- WHAT YOU WILL DO: Without omitting anything, return the records precisely as given.

- DATASET EXCERPTS:
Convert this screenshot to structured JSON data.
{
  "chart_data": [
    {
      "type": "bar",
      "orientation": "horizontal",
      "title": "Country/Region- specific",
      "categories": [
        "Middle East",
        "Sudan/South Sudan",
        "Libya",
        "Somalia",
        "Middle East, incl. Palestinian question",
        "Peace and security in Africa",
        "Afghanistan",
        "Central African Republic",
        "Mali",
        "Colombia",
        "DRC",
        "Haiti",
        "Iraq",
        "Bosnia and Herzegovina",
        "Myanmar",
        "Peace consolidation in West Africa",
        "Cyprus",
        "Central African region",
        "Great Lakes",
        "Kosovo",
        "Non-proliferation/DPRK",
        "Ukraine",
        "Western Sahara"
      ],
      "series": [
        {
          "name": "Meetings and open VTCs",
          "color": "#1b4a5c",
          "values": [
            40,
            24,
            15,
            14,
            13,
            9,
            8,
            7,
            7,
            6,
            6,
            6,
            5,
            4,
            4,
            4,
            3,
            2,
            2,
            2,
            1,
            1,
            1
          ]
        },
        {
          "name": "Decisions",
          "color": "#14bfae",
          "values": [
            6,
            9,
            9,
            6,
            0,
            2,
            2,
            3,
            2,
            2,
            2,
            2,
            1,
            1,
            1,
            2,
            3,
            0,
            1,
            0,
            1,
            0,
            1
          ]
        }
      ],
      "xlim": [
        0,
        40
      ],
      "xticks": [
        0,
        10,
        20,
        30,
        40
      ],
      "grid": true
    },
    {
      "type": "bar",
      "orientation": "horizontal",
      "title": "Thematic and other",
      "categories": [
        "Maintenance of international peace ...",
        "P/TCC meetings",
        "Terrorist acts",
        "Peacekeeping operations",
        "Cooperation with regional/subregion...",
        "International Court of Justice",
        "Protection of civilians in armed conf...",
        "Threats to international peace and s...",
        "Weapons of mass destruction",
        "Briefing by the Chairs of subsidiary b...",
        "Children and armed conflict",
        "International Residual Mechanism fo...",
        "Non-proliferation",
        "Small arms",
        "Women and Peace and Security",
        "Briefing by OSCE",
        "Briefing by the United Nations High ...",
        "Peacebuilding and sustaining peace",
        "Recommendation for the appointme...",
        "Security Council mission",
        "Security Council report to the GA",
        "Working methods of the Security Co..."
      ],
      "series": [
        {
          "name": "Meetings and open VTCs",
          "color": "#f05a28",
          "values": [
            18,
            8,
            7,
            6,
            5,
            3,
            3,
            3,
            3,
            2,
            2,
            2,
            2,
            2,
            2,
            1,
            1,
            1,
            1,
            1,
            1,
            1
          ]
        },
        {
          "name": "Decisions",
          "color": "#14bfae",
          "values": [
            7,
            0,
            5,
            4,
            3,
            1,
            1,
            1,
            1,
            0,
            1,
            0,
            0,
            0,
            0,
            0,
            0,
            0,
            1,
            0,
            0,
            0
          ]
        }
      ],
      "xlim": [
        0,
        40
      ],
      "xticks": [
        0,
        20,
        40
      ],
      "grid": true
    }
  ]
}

- SOLUTION FOR THIS PROBLEM:
Convert this screenshot to structured JSON data.
{
  "chart_data": [
    {
      "type": "bar",
      "orientation": "horizontal",
      "title": "Country/Region- specific",
      "categories": [
        "Middle East",
        "Sudan/South Sudan",
        "Libya",
        "Somalia",
        "Middle East, incl. Palestinian question",
        "Peace and security in Africa",
        "Afghanistan",
        "Central African Republic",
        "Mali",
        "Colombia",
        "DRC",
        "Haiti",
        "Iraq",
        "Bosnia and Herzegovina",
        "Myanmar",
        "Peace consolidation in West Africa",
        "Cyprus",
        "Central African region",
        "Great Lakes",
        "Kosovo",
        "Non-proliferation/DPRK",
        "Ukraine",
        "Western Sahara"
      ],
      "series": [
        {
          "name": "Meetings and open VTCs",
          "color": "#1b4a5c",
          "values": [
            40,
            24,
            15,
            14,
            13,
            9,
            8,
            7,
            7,
            6,
            6,
            6,
            5,
            4,
            4,
            4,
            3,
            2,
            2,
            2,
            1,
            1,
            1
          ]
        },
        {
          "name": "Decisions",
          "color": "#14bfae",
          "values": [
            6,
            9,
            9,
            6,
            0,
            2,
            2,
            3,
            2,
            2,
            2,
            2,
            1,
            1,
            1,
            2,
            3,
            0,
            1,
            0,
            1,
            0,
            1
          ]
        }
      ],
      "xlim": [
        0,
        40
      ],
      "xticks": [
        0,
        10,
        20,
        30,
        40
      ],
      "grid": true
    },
    {
      "type": "bar",
      "orientation": "horizontal",
      "title": "Thematic and other",
      "categories": [
        "Maintenance of international peace ...",
        "P/TCC meetings",
        "Terrorist acts",
        "Peacekeeping operations",
        "Cooperation with regional/subregion...",
        "International Court of Justice",
        "Protection of civilians in armed conf...",
        "Threats to international peace and s...",
        "Weapons of mass destruction",
        "Briefing by the Chairs of subsidiary b...",
        "Children and armed conflict",
        "International Residual Mechanism fo...",
        "Non-proliferation",
        "Small arms",
        "Women and Peace and Security",
        "Briefing by OSCE",
        "Briefing by the United Nations High ...",
        "Peacebuilding and sustaining peace",
        "Recommendation for the appointme...",
        "Security Council mission",
        "Security Council report to the GA",
        "Working methods of the Security Co..."
      ],
      "series": [
        {
          "name": "Meetings and open VTCs",
          "color": "#f05a28",
          "values": [
            18,
            8,
            7,
            6,
            5,
            3,
            3,
            3,
            3,
            2,
            2,
            2,
            2,
            2,
            2,
            1,
            1,
            1,
            1,
            1,
            1,
            1
          ]
        },
        {
          "name": "Decisions",
          "color": "#14bfae",
          "values": [
            7,
            0,
            5,
            4,
            3,
            1,
            1,
            1,
            1,
            0,
            1,
            0,
            0,
            0,
            0,
            0,
            0,
            0,
            1,
            0,
            0,
            0
          ]
        }
      ],
      "xlim": [
        0,
        40
      ],
      "xticks": [
        0,
        20,
        40
      ],
      "grid": true
    }
  ]
}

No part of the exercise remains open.